[Figure contents as structured data]
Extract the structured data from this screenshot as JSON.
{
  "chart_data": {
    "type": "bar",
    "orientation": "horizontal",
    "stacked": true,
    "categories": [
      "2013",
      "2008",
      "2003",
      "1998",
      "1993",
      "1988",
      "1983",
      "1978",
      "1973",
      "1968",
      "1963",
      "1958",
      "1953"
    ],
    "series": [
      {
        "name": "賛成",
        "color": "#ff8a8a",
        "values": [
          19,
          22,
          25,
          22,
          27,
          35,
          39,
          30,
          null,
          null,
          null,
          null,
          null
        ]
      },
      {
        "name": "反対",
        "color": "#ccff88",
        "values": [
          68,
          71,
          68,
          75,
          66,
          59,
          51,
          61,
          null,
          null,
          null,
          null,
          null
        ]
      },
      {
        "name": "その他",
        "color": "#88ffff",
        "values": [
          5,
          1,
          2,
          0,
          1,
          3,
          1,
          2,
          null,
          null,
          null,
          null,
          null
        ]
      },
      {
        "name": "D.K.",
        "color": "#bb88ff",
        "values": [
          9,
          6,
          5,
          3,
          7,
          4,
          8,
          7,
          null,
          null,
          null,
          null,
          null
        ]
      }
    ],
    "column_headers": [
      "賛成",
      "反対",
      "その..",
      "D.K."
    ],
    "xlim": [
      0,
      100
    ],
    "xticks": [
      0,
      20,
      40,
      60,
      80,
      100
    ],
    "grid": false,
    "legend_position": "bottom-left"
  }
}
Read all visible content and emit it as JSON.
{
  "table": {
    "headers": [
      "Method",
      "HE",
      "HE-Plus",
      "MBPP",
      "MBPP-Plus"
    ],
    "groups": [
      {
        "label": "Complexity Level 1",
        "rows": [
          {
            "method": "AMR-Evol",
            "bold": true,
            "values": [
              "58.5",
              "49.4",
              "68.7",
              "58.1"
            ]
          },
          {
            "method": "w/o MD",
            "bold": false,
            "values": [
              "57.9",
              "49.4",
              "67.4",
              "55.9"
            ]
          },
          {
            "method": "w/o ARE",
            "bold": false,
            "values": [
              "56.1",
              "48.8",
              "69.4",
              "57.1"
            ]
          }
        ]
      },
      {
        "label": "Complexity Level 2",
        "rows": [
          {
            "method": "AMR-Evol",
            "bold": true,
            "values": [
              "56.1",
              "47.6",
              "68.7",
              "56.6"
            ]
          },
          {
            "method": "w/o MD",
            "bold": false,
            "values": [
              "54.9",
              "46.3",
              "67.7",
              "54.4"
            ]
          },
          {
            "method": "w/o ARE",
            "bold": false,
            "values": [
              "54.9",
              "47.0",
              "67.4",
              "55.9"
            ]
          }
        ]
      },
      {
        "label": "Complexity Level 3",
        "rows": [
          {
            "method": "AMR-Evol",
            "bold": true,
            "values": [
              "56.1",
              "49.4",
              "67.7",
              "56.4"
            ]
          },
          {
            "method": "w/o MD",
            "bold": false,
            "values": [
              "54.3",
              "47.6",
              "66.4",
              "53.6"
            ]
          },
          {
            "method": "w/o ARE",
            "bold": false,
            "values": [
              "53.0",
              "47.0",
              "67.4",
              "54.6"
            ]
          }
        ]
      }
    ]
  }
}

Stated goal:
Give every line of the material again, exactly as it reads.

Answer in full:
Extract the structured data from this screenshot as JSON.
{
  "chart_data": {
    "type": "bar",
    "orientation": "horizontal",
    "stacked": true,
    "categories": [
      "2013",
      "2008",
      "2003",
      "1998",
      "1993",
      "1988",
      "1983",
      "1978",
      "1973",
      "1968",
      "1963",
      "1958",
      "1953"
    ],
    "series": [
      {
        "name": "賛成",
        "color": "#ff8a8a",
        "values": [
          19,
          22,
          25,
          22,
          27,
          35,
          39,
          30,
          null,
          null,
          null,
          null,
          null
        ]
      },
      {
        "name": "反対",
        "color": "#ccff88",
        "values": [
          68,
          71,
          68,
          75,
          66,
          59,
          51,
          61,
          null,
          null,
          null,
          null,
          null
        ]
      },
      {
        "name": "その他",
        "color": "#88ffff",
        "values": [
          5,
          1,
          2,
          0,
          1,
          3,
          1,
          2,
          null,
          null,
          null,
          null,
          null
        ]
      },
      {
        "name": "D.K.",
        "color": "#bb88ff",
        "values": [
          9,
          6,
          5,
          3,
          7,
          4,
          8,
          7,
          null,
          null,
          null,
          null,
          null
        ]
      }
    ],
    "column_headers": [
      "賛成",
      "反対",
      "その..",
      "D.K."
    ],
    "xlim": [
      0,
      100
    ],
    "xticks": [
      0,
      20,
      40,
      60,
      80,
      100
    ],
    "grid": false,
    "legend_position": "bottom-left"
  }
}
Read all visible content and emit it as JSON.
{
  "table": {
    "headers": [
      "Method",
      "HE",
      "HE-Plus",
      "MBPP",
      "MBPP-Plus"
    ],
    "groups": [
      {
        "label": "Complexity Level 1",
        "rows": [
          {
            "method": "AMR-Evol",
            "bold": true,
            "values": [
              "58.5",
              "49.4",
              "68.7",
              "58.1"
            ]
          },
          {
            "method": "w/o MD",
            "bold": false,
            "values": [
              "57.9",
              "49.4",
              "67.4",
              "55.9"
            ]
          },
          {
            "method": "w/o ARE",
            "bold": false,
            "values": [
              "56.1",
              "48.8",
              "69.4",
              "57.1"
            ]
          }
        ]
      },
      {
        "label": "Complexity Level 2",
        "rows": [
          {
            "method": "AMR-Evol",
            "bold": true,
            "values": [
              "56.1",
              "47.6",
              "68.7",
              "56.6"
            ]
          },
          {
            "method": "w/o MD",
            "bold": false,
            "values": [
              "54.9",
              "46.3",
              "67.7",
              "54.4"
            ]
          },
          {
            "method": "w/o ARE",
            "bold": false,
            "values": [
              "54.9",
              "47.0",
              "67.4",
              "55.9"
            ]
          }
        ]
      },
      {
        "label": "Complexity Level 3",
        "rows": [
          {
            "method": "AMR-Evol",
            "bold": true,
            "values": [
              "56.1",
              "49.4",
              "67.7",
              "56.4"
            ]
          },
          {
            "method": "w/o MD",
            "bold": false,
            "values": [
              "54.3",
              "47.6",
              "66.4",
              "53.6"
            ]
          },
          {
            "method": "w/o ARE",
            "bold": false,
            "values": [
              "53.0",
              "47.0",
              "67.4",
              "54.6"
            ]
          }
        ]
      }
    ]
  }
}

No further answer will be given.